↓↓↓

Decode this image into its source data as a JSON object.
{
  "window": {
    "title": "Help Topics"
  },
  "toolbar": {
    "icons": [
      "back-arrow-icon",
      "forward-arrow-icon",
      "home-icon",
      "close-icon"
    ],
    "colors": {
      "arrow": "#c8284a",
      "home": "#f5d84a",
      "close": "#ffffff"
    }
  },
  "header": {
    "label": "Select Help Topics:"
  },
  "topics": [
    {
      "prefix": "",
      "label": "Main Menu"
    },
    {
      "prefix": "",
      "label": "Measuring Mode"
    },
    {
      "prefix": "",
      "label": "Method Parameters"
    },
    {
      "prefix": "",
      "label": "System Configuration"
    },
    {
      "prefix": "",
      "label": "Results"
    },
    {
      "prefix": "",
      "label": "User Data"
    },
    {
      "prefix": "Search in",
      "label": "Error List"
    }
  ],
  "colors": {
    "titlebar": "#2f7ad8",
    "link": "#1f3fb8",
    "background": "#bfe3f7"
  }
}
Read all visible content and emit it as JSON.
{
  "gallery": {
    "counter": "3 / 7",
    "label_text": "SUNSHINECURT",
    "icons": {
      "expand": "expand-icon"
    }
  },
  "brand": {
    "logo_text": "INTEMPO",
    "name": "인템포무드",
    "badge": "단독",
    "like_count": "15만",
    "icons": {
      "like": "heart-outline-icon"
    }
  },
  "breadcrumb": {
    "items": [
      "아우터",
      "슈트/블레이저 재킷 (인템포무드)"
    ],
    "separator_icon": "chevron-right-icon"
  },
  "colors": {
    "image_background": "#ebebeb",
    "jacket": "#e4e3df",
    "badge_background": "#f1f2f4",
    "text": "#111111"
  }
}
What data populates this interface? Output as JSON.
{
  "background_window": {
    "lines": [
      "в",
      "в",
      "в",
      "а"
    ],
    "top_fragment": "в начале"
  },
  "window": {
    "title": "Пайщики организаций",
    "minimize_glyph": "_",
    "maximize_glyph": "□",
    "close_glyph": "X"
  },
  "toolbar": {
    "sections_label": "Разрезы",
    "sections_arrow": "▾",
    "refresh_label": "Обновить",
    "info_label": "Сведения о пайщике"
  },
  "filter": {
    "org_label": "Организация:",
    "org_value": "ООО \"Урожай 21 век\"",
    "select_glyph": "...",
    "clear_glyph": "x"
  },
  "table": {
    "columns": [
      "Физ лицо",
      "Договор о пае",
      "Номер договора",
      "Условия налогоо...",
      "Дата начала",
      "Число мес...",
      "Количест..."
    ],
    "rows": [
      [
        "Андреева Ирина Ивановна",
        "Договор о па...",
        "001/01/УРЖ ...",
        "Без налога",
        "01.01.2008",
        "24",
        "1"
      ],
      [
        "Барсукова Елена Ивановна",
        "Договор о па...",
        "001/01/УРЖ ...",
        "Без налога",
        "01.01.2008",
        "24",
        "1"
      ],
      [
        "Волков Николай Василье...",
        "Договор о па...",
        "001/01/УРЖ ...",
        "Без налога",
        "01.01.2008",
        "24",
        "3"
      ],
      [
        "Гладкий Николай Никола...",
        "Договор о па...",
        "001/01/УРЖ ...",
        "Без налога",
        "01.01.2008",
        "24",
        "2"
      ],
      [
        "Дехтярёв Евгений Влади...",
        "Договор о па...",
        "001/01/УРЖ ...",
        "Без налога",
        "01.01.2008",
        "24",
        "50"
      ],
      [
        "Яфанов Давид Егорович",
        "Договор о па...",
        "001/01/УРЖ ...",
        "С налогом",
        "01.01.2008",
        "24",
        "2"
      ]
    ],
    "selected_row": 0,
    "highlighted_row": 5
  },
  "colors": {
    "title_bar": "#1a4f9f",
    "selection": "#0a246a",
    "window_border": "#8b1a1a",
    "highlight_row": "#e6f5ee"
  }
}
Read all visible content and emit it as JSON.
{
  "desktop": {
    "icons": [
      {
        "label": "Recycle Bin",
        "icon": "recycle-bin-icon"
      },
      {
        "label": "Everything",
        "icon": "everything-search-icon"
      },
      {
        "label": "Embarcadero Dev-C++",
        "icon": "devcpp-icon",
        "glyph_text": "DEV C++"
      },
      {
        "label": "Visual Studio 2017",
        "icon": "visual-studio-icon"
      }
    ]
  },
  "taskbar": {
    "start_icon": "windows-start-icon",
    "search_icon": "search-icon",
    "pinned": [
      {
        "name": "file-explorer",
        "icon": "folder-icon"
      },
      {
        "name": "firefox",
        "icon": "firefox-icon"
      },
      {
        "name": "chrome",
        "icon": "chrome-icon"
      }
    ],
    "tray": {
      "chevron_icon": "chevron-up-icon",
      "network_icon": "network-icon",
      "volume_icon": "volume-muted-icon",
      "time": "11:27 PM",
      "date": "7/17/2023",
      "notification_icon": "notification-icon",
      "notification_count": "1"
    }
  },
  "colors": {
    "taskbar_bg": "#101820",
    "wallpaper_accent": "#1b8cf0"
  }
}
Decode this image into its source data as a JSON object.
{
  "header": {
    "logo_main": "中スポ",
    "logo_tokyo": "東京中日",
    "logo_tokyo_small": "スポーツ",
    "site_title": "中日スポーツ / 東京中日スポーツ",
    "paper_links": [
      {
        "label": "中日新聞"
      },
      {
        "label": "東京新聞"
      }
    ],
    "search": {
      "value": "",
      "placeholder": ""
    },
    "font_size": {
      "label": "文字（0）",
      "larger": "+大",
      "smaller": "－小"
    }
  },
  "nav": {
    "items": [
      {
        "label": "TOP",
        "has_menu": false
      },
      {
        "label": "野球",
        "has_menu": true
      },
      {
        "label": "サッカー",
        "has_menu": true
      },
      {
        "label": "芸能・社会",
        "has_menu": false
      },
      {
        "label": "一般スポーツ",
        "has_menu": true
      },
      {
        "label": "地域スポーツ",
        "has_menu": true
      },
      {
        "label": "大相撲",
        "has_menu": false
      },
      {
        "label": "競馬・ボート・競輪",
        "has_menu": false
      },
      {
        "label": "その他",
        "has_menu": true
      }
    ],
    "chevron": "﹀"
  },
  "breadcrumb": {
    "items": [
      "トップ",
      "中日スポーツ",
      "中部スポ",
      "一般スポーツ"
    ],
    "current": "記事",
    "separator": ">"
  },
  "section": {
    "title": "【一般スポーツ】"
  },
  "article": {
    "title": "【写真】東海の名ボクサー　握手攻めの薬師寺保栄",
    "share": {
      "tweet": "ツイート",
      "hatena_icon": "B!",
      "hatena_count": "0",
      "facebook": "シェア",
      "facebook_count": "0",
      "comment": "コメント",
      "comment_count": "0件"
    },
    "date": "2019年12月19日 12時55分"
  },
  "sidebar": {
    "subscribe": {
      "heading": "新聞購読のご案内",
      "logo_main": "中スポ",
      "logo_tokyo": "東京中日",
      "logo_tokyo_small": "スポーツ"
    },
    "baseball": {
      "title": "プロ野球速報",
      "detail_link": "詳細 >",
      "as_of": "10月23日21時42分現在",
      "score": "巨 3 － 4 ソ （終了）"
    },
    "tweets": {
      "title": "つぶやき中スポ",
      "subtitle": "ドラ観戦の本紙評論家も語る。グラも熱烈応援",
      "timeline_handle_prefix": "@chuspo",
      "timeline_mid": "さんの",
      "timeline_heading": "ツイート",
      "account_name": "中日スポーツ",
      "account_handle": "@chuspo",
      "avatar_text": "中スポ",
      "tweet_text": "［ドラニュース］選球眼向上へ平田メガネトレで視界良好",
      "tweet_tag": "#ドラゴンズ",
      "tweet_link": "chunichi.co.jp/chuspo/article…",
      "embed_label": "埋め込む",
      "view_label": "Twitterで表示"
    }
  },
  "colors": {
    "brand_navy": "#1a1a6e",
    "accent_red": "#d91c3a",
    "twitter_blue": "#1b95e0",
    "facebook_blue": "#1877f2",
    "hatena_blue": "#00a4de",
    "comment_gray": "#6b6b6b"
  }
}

↑↑↑

> What you need to do
Looking at the records above, tally the lines holding "Ивановна" and reply with that number only.

> Task solution
2